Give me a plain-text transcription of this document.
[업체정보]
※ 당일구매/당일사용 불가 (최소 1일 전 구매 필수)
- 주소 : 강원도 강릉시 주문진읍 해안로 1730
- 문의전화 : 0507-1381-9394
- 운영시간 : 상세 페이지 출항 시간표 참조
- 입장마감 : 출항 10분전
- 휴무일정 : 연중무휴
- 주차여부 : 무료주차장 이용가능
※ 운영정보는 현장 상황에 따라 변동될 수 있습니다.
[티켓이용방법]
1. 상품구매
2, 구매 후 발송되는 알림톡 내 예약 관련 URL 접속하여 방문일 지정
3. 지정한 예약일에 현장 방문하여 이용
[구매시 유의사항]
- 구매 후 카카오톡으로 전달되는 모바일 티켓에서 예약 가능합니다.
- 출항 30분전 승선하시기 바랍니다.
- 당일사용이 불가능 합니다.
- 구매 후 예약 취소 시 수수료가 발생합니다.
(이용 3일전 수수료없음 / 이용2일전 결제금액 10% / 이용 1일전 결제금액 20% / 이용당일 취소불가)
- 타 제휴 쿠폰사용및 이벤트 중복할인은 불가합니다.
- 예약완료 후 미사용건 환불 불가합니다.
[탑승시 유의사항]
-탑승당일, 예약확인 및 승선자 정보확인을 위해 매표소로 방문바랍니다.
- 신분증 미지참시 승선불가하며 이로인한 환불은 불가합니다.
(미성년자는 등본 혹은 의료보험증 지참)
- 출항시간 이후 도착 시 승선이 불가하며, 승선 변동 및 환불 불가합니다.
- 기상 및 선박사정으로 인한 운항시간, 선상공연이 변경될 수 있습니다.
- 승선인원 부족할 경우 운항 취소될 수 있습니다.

━━━━

§ Brief: Copy all the records above exactly, missing none.

§ The response:
Give me a plain-text transcription of this document.
[업체정보]
※ 당일구매/당일사용 불가 (최소 1일 전 구매 필수)
- 주소 : 강원도 강릉시 주문진읍 해안로 1730
- 문의전화 : 0507-1381-9394
- 운영시간 : 상세 페이지 출항 시간표 참조
- 입장마감 : 출항 10분전
- 휴무일정 : 연중무휴
- 주차여부 : 무료주차장 이용가능
※ 운영정보는 현장 상황에 따라 변동될 수 있습니다.
[티켓이용방법]
1. 상품구매
2, 구매 후 발송되는 알림톡 내 예약 관련 URL 접속하여 방문일 지정
3. 지정한 예약일에 현장 방문하여 이용
[구매시 유의사항]
- 구매 후 카카오톡으로 전달되는 모바일 티켓에서 예약 가능합니다.
- 출항 30분전 승선하시기 바랍니다.
- 당일사용이 불가능 합니다.
- 구매 후 예약 취소 시 수수료가 발생합니다.
(이용 3일전 수수료없음 / 이용2일전 결제금액 10% / 이용 1일전 결제금액 20% / 이용당일 취소불가)
- 타 제휴 쿠폰사용및 이벤트 중복할인은 불가합니다.
- 예약완료 후 미사용건 환불 불가합니다.
[탑승시 유의사항]
-탑승당일, 예약확인 및 승선자 정보확인을 위해 매표소로 방문바랍니다.
- 신분증 미지참시 승선불가하며 이로인한 환불은 불가합니다.
(미성년자는 등본 혹은 의료보험증 지참)
- 출항시간 이후 도착 시 승선이 불가하며, 승선 변동 및 환불 불가합니다.
- 기상 및 선박사정으로 인한 운항시간, 선상공연이 변경될 수 있습니다.
- 승선인원 부족할 경우 운항 취소될 수 있습니다.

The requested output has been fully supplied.